● Your goal:
Which lines in the records below contain the word "title"? Copy each of them.

● Data entries:
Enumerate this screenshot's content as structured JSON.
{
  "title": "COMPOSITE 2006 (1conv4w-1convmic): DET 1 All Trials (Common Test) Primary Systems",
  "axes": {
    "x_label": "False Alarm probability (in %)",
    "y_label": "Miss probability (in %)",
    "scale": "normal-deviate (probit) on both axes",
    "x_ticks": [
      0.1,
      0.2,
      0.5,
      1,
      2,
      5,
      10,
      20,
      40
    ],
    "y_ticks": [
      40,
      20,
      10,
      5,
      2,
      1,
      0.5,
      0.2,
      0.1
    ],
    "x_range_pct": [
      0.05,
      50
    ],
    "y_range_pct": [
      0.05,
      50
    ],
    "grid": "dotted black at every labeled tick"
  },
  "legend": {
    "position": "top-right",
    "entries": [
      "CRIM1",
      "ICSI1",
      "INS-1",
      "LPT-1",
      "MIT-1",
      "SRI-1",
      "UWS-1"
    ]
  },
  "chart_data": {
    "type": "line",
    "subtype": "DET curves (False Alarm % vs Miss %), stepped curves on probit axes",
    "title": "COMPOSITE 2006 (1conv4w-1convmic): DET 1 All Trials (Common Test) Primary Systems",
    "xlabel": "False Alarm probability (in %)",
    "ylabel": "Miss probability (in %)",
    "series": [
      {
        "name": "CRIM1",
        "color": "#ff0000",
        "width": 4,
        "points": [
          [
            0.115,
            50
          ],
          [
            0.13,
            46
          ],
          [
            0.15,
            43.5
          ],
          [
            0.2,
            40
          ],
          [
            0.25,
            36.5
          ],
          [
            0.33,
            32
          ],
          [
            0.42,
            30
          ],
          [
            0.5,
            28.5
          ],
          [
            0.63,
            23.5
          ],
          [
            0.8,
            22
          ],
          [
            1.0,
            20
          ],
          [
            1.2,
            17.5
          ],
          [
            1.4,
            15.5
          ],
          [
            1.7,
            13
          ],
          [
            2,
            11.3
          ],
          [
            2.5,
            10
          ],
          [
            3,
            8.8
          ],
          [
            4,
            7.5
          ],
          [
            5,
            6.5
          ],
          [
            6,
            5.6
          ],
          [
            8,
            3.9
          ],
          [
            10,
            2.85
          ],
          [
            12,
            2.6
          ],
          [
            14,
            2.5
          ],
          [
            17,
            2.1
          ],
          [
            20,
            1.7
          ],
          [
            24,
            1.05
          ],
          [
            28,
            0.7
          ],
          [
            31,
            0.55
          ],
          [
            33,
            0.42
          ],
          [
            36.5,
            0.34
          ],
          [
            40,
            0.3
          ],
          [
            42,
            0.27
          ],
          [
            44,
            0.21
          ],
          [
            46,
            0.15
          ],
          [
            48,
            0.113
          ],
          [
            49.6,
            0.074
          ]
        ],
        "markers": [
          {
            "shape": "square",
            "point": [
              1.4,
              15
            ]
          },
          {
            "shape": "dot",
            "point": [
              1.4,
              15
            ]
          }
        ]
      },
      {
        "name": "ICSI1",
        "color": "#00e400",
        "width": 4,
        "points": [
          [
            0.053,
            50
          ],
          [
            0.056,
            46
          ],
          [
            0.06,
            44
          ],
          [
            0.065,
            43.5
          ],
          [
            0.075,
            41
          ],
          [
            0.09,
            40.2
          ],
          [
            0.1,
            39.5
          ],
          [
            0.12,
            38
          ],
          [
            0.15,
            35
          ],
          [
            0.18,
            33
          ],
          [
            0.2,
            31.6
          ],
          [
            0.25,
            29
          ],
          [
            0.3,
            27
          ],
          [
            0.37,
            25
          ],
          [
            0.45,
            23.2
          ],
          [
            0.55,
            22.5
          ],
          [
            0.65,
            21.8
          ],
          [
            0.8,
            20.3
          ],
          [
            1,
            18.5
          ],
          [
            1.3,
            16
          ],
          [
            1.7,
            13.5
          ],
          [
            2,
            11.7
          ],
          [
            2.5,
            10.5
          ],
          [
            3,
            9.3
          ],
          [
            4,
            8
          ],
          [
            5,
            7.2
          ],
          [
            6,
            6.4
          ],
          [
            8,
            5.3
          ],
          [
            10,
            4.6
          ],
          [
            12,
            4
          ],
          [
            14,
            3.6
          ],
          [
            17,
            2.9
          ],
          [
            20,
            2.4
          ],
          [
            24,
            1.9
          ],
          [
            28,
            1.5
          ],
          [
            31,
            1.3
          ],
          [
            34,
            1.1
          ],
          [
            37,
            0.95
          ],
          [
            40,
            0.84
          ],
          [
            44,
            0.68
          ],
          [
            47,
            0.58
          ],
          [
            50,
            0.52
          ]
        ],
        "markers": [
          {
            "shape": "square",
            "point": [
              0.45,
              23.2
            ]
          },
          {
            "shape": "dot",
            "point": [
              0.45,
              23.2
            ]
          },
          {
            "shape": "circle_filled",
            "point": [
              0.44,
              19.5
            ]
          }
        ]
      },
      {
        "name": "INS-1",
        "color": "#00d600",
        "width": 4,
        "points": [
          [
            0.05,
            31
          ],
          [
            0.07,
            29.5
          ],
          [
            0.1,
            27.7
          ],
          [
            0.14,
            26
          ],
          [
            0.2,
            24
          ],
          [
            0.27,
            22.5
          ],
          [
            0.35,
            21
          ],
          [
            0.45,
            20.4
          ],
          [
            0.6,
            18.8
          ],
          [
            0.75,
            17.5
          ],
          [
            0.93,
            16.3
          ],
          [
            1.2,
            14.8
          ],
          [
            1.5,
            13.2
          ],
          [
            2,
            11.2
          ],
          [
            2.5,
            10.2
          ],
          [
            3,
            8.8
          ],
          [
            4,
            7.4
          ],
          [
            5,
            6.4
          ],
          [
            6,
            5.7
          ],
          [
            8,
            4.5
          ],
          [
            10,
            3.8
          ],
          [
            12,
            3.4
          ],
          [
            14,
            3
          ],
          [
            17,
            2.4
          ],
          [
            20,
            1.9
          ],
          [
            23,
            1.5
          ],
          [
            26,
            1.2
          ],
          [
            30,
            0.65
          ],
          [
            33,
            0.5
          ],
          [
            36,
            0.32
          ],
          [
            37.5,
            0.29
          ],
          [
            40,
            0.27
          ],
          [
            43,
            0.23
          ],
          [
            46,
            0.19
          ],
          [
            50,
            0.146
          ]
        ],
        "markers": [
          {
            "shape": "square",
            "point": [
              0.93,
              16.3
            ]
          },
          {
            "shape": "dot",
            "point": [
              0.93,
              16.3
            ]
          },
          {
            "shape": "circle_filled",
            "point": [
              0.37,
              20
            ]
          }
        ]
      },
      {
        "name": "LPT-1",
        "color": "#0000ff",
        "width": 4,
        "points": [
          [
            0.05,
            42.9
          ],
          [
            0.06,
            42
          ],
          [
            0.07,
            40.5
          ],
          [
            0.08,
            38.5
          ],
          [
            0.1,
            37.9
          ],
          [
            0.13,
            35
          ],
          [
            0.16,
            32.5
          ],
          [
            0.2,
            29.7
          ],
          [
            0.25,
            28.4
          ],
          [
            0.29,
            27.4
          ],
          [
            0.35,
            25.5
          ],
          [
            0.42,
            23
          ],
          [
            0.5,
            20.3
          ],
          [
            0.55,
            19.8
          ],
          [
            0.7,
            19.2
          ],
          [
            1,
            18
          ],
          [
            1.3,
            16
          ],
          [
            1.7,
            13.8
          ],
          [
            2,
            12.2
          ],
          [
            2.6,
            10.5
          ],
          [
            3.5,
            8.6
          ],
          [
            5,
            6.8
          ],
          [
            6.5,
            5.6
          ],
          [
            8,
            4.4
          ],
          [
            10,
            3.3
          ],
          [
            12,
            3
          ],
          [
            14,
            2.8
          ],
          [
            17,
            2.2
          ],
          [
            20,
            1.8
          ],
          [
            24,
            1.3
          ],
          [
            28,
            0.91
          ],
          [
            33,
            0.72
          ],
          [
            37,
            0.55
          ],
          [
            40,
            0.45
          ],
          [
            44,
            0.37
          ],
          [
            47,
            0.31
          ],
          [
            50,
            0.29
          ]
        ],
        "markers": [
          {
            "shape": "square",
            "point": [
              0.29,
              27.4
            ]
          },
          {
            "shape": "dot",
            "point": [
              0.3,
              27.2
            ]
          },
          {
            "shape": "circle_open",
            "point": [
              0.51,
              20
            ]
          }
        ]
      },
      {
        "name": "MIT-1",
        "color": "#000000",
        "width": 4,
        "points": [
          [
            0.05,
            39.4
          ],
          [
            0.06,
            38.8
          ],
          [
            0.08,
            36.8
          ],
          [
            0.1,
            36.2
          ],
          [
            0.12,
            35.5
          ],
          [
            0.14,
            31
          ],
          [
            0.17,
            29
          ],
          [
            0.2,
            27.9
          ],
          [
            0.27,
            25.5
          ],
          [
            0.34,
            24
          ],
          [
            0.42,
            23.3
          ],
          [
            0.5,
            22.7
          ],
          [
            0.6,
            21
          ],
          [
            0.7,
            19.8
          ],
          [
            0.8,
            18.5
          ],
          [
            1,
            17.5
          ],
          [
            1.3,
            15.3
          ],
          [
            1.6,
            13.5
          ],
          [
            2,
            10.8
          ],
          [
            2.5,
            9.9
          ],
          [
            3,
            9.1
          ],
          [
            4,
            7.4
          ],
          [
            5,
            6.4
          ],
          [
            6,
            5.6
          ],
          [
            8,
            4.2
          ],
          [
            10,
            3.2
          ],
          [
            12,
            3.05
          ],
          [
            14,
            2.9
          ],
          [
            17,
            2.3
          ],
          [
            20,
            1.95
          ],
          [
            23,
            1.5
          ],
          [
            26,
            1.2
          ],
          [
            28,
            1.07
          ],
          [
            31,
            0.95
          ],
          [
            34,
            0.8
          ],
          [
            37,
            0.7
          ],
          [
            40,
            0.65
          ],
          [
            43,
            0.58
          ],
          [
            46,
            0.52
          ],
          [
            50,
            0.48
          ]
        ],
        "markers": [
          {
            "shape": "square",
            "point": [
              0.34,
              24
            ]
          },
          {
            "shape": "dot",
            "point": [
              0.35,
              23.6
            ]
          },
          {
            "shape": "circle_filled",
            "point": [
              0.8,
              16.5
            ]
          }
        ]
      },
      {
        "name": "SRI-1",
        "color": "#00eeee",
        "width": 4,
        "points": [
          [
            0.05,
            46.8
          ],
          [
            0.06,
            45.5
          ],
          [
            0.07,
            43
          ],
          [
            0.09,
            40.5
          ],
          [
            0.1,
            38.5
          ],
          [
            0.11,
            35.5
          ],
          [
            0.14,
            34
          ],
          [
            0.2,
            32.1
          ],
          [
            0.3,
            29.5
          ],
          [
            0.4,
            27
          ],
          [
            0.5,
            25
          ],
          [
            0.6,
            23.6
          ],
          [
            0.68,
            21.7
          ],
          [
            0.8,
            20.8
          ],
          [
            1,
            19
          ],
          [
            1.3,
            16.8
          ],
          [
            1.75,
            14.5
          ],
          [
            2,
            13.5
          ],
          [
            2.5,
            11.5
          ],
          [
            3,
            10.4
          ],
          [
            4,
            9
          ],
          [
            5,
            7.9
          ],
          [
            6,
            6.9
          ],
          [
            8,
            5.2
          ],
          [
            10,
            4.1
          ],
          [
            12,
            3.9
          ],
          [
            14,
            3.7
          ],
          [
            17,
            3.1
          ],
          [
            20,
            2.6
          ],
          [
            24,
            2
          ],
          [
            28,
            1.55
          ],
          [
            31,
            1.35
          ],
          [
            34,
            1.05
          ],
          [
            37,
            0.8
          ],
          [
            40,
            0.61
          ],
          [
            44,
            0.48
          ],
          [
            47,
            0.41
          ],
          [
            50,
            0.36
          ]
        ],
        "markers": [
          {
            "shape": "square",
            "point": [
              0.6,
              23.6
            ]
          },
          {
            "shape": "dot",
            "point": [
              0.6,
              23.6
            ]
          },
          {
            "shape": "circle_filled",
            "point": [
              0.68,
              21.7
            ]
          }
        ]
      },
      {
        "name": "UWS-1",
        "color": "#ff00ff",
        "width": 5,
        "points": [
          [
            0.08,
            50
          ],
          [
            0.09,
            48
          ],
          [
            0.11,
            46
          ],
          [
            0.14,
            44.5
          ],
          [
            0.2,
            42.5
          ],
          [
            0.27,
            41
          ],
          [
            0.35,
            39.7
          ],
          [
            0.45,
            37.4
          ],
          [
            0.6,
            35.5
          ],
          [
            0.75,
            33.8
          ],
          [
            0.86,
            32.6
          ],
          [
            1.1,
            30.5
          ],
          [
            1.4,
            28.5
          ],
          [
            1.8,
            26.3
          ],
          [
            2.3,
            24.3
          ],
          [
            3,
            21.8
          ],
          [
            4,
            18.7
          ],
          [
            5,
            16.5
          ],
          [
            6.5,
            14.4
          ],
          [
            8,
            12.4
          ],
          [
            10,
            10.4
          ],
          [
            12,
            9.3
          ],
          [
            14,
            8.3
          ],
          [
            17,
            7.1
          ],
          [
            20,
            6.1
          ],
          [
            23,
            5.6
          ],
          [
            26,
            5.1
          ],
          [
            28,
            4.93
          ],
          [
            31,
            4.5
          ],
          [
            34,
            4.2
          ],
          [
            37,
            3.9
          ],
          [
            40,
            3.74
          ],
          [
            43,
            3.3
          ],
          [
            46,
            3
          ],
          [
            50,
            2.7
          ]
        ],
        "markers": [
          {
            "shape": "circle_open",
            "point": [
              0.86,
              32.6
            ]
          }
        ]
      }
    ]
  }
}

● Answer to this exercise:
  "title": "COMPOSITE 2006 (1conv4w-1convmic): DET 1 All Trials (Common Test) Primary Systems",
    "title": "COMPOSITE 2006 (1conv4w-1convmic): DET 1 All Trials (Common Test) Primary Systems",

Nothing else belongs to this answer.